*What the task asks*. Pull out every line with the word "this".
-- Entries shown start --
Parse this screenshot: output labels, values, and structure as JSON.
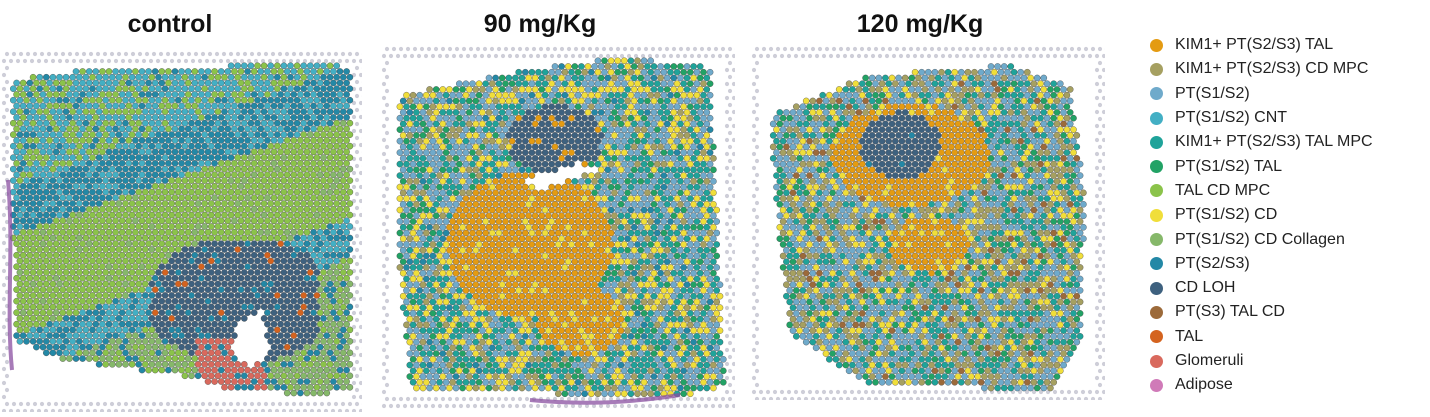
{
  "panels": [
    {
      "title": "control"
    },
    {
      "title": "90 mg/Kg"
    },
    {
      "title": "120 mg/Kg"
    }
  ],
  "legend": [
    {
      "label": "KIM1+ PT(S2/S3) TAL",
      "color": "#E49B12"
    },
    {
      "label": "KIM1+ PT(S2/S3) CD MPC",
      "color": "#A6A061"
    },
    {
      "label": "PT(S1/S2)",
      "color": "#6FAACB"
    },
    {
      "label": "PT(S1/S2) CNT",
      "color": "#43AFC4"
    },
    {
      "label": "KIM1+ PT(S2/S3) TAL MPC",
      "color": "#1FA39A"
    },
    {
      "label": "PT(S1/S2) TAL",
      "color": "#22A265"
    },
    {
      "label": "TAL CD MPC",
      "color": "#8BC34A"
    },
    {
      "label": "PT(S1/S2) CD",
      "color": "#F0DE3A"
    },
    {
      "label": "PT(S1/S2) CD Collagen",
      "color": "#86B86A"
    },
    {
      "label": "PT(S2/S3)",
      "color": "#2388A6"
    },
    {
      "label": "CD LOH",
      "color": "#3E617F"
    },
    {
      "label": "PT(S3) TAL CD",
      "color": "#9C6A3A"
    },
    {
      "label": "TAL",
      "color": "#D4631F"
    },
    {
      "label": "Glomeruli",
      "color": "#D9695D"
    },
    {
      "label": "Adipose",
      "color": "#D07AB8"
    }
  ]
}
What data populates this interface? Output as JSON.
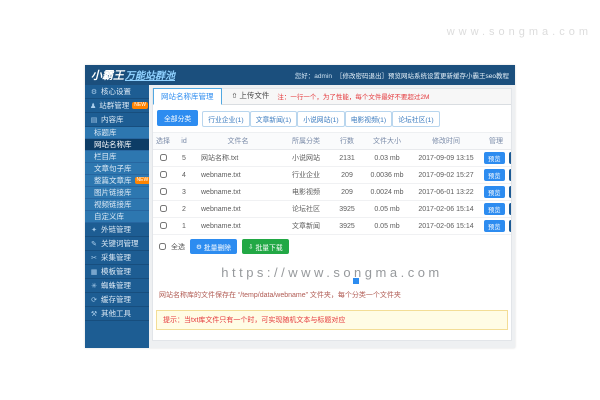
{
  "watermarks": {
    "top": "www.songma.com",
    "main": "https://www.songma.com"
  },
  "colors": {
    "accent_blue": "#2d8cf0",
    "dark_blue": "#1c5a94",
    "navy_header": "#1b4f7d",
    "sidebar_blue": "#2d77b0",
    "green": "#22a845",
    "red": "#e4393c",
    "badge_orange": "#ff8400",
    "tip_bg": "#fffce5"
  },
  "header": {
    "logo_main": "小霸王",
    "logo_sub": "万能站群池",
    "greeting": "您好：admin",
    "links": [
      {
        "label": "修改密码",
        "prefix": "［"
      },
      {
        "label": "退出",
        "suffix": "］"
      },
      {
        "label": "预览网站"
      },
      {
        "label": "系统设置"
      },
      {
        "label": "更新缓存"
      },
      {
        "label": "小霸王seo教程"
      }
    ]
  },
  "sidebar": {
    "items": [
      {
        "label": "核心设置",
        "type": "section",
        "icon": "gear-icon",
        "glyph": "⚙"
      },
      {
        "label": "站群管理",
        "type": "section",
        "icon": "site-group-icon",
        "glyph": "♟",
        "badge": "NEW"
      },
      {
        "label": "内容库",
        "type": "section",
        "icon": "library-icon",
        "glyph": "▤"
      },
      {
        "label": "标题库",
        "type": "sub"
      },
      {
        "label": "网站名称库",
        "type": "sub",
        "active": true
      },
      {
        "label": "栏目库",
        "type": "sub"
      },
      {
        "label": "文章句子库",
        "type": "sub"
      },
      {
        "label": "整篇文章库",
        "type": "sub",
        "badge": "NEW"
      },
      {
        "label": "图片链接库",
        "type": "sub"
      },
      {
        "label": "视频链接库",
        "type": "sub"
      },
      {
        "label": "自定义库",
        "type": "sub"
      },
      {
        "label": "外链管理",
        "type": "section",
        "icon": "links-icon",
        "glyph": "✦"
      },
      {
        "label": "关键词管理",
        "type": "section",
        "icon": "keywords-icon",
        "glyph": "✎"
      },
      {
        "label": "采集管理",
        "type": "section",
        "icon": "collect-icon",
        "glyph": "✂"
      },
      {
        "label": "模板管理",
        "type": "section",
        "icon": "template-icon",
        "glyph": "▦"
      },
      {
        "label": "蜘蛛管理",
        "type": "section",
        "icon": "spider-icon",
        "glyph": "✳"
      },
      {
        "label": "缓存管理",
        "type": "section",
        "icon": "cache-icon",
        "glyph": "⟳"
      },
      {
        "label": "其他工具",
        "type": "section",
        "icon": "tools-icon",
        "glyph": "⚒"
      }
    ]
  },
  "tabs": {
    "active": "网站名称库管理",
    "upload": "上传文件",
    "note": "注：一行一个，为了性能，每个文件最好不要超过2M"
  },
  "filters": {
    "all": "全部分类",
    "categories": [
      "行业企业(1)",
      "文章新闻(1)",
      "小说网站(1)",
      "电影视频(1)",
      "论坛社区(1)"
    ]
  },
  "table": {
    "headers": [
      "选择",
      "id",
      "文件名",
      "所属分类",
      "行数",
      "文件大小",
      "修改时间",
      "管理"
    ],
    "actions": {
      "preview": "预览",
      "download": "下载",
      "delete": "删除"
    },
    "rows": [
      {
        "id": "5",
        "file": "网站名称.txt",
        "category": "小说网站",
        "lines": "2131",
        "size": "0.03 mb",
        "modified": "2017-09-09 13:15"
      },
      {
        "id": "4",
        "file": "webname.txt",
        "category": "行业企业",
        "lines": "209",
        "size": "0.0036 mb",
        "modified": "2017-09-02 15:27"
      },
      {
        "id": "3",
        "file": "webname.txt",
        "category": "电影视频",
        "lines": "209",
        "size": "0.0024 mb",
        "modified": "2017-06-01 13:22"
      },
      {
        "id": "2",
        "file": "webname.txt",
        "category": "论坛社区",
        "lines": "3925",
        "size": "0.05 mb",
        "modified": "2017-02-06 15:14"
      },
      {
        "id": "1",
        "file": "webname.txt",
        "category": "文章新闻",
        "lines": "3925",
        "size": "0.05 mb",
        "modified": "2017-02-06 15:14"
      }
    ]
  },
  "batch": {
    "select_all": "全选",
    "delete": "批量删除",
    "download": "批量下载"
  },
  "info_line": "网站名称库的文件保存在 “/temp/data/webname” 文件夹，每个分类一个文件夹",
  "tip": "提示：当txt库文件只有一个时，可实现随机文本与标题对应"
}
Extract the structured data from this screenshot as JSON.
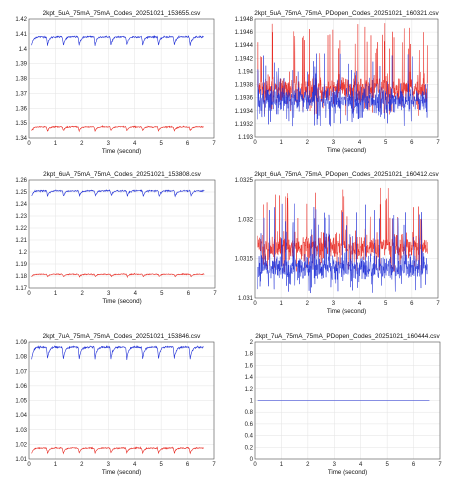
{
  "chart_data": [
    {
      "type": "line",
      "title": "2kpt_5uA_75mA_75mA_Codes_20251021_153655.csv",
      "xlabel": "Time (second)",
      "ylabel": "",
      "xlim": [
        0,
        7
      ],
      "ylim": [
        1.34,
        1.42
      ],
      "xticks": [
        "0",
        "1",
        "2",
        "3",
        "4",
        "5",
        "6",
        "7"
      ],
      "yticks": [
        "1.34",
        "1.35",
        "1.36",
        "1.37",
        "1.38",
        "1.39",
        "1.4",
        "1.41",
        "1.42"
      ],
      "grid": true,
      "pattern": "sawtooth",
      "series": [
        {
          "color": "#1f2fd6",
          "x_range": [
            0.1,
            6.6
          ],
          "baseline": 1.408,
          "drop": 1.4025,
          "period": 0.6,
          "noise": 0.0003
        },
        {
          "color": "#e8261e",
          "x_range": [
            0.1,
            6.6
          ],
          "baseline": 1.3475,
          "drop": 1.3448,
          "period": 0.6,
          "noise": 0.0002
        }
      ]
    },
    {
      "type": "line",
      "title": "2kpt_5uA_75mA_75mA_PDopen_Codes_20251021_160321.csv",
      "xlabel": "Time (second)",
      "ylabel": "",
      "xlim": [
        0,
        7
      ],
      "ylim": [
        1.193,
        1.1948
      ],
      "xticks": [
        "0",
        "1",
        "2",
        "3",
        "4",
        "5",
        "6",
        "7"
      ],
      "yticks": [
        "1.193",
        "1.1932",
        "1.1934",
        "1.1936",
        "1.1938",
        "1.194",
        "1.1942",
        "1.1944",
        "1.1946",
        "1.1948"
      ],
      "grid": true,
      "pattern": "noise",
      "series": [
        {
          "color": "#e8261e",
          "x_range": [
            0.1,
            6.6
          ],
          "mean": 1.19372,
          "sd": 0.0001,
          "spike_up": 1.19475
        },
        {
          "color": "#1f2fd6",
          "x_range": [
            0.1,
            6.6
          ],
          "mean": 1.19356,
          "sd": 0.0001,
          "spike_up": 1.1943
        }
      ]
    },
    {
      "type": "line",
      "title": "2kpt_6uA_75mA_75mA_Codes_20251021_153808.csv",
      "xlabel": "Time (second)",
      "ylabel": "",
      "xlim": [
        0,
        7
      ],
      "ylim": [
        1.17,
        1.26
      ],
      "xticks": [
        "0",
        "1",
        "2",
        "3",
        "4",
        "5",
        "6",
        "7"
      ],
      "yticks": [
        "1.17",
        "1.18",
        "1.19",
        "1.2",
        "1.21",
        "1.22",
        "1.23",
        "1.24",
        "1.25",
        "1.26"
      ],
      "grid": true,
      "pattern": "sawtooth",
      "series": [
        {
          "color": "#1f2fd6",
          "x_range": [
            0.1,
            6.6
          ],
          "baseline": 1.251,
          "drop": 1.2465,
          "period": 0.6,
          "noise": 0.0003
        },
        {
          "color": "#e8261e",
          "x_range": [
            0.1,
            6.6
          ],
          "baseline": 1.1815,
          "drop": 1.1795,
          "period": 0.6,
          "noise": 0.0002
        }
      ]
    },
    {
      "type": "line",
      "title": "2kpt_6uA_75mA_75mA_PDopen_Codes_20251021_160412.csv",
      "xlabel": "Time (second)",
      "ylabel": "",
      "xlim": [
        0,
        7
      ],
      "ylim": [
        1.031,
        1.0325
      ],
      "xticks": [
        "0",
        "1",
        "2",
        "3",
        "4",
        "5",
        "6",
        "7"
      ],
      "yticks": [
        "1.031",
        "1.0315",
        "1.032",
        "1.0325"
      ],
      "grid": true,
      "pattern": "noise",
      "series": [
        {
          "color": "#e8261e",
          "x_range": [
            0.1,
            6.6
          ],
          "mean": 1.03165,
          "sd": 8e-05,
          "spike_up": 1.0324
        },
        {
          "color": "#1f2fd6",
          "x_range": [
            0.1,
            6.6
          ],
          "mean": 1.03138,
          "sd": 8e-05,
          "spike_up": 1.0322
        }
      ]
    },
    {
      "type": "line",
      "title": "2kpt_7uA_75mA_75mA_Codes_20251021_153846.csv",
      "xlabel": "Time (second)",
      "ylabel": "",
      "xlim": [
        0,
        7
      ],
      "ylim": [
        1.01,
        1.09
      ],
      "xticks": [
        "0",
        "1",
        "2",
        "3",
        "4",
        "5",
        "6",
        "7"
      ],
      "yticks": [
        "1.01",
        "1.02",
        "1.03",
        "1.04",
        "1.05",
        "1.06",
        "1.07",
        "1.08",
        "1.09"
      ],
      "grid": true,
      "pattern": "sawtooth",
      "series": [
        {
          "color": "#1f2fd6",
          "x_range": [
            0.1,
            6.6
          ],
          "baseline": 1.0865,
          "drop": 1.0785,
          "period": 0.6,
          "noise": 0.0003
        },
        {
          "color": "#e8261e",
          "x_range": [
            0.1,
            6.6
          ],
          "baseline": 1.0175,
          "drop": 1.014,
          "period": 0.6,
          "noise": 0.0002
        }
      ]
    },
    {
      "type": "line",
      "title": "2kpt_7uA_75mA_75mA_PDopen_Codes_20251021_160444.csv",
      "xlabel": "Time (second)",
      "ylabel": "",
      "xlim": [
        0,
        7
      ],
      "ylim": [
        0,
        2
      ],
      "xticks": [
        "0",
        "1",
        "2",
        "3",
        "4",
        "5",
        "6",
        "7"
      ],
      "yticks": [
        "0",
        "0.2",
        "0.4",
        "0.6",
        "0.8",
        "1",
        "1.2",
        "1.4",
        "1.6",
        "1.8",
        "2"
      ],
      "grid": true,
      "pattern": "flat",
      "series": [
        {
          "color": "#1f2fd6",
          "x_range": [
            0.1,
            6.6
          ],
          "value": 1
        }
      ]
    }
  ]
}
-- Entries shown end --
*Output below*.
Parse this screenshot: output labels, values, and structure as JSON.
What data populates this interface? Output as JSON.
Extract the structured data from this screenshot as JSON.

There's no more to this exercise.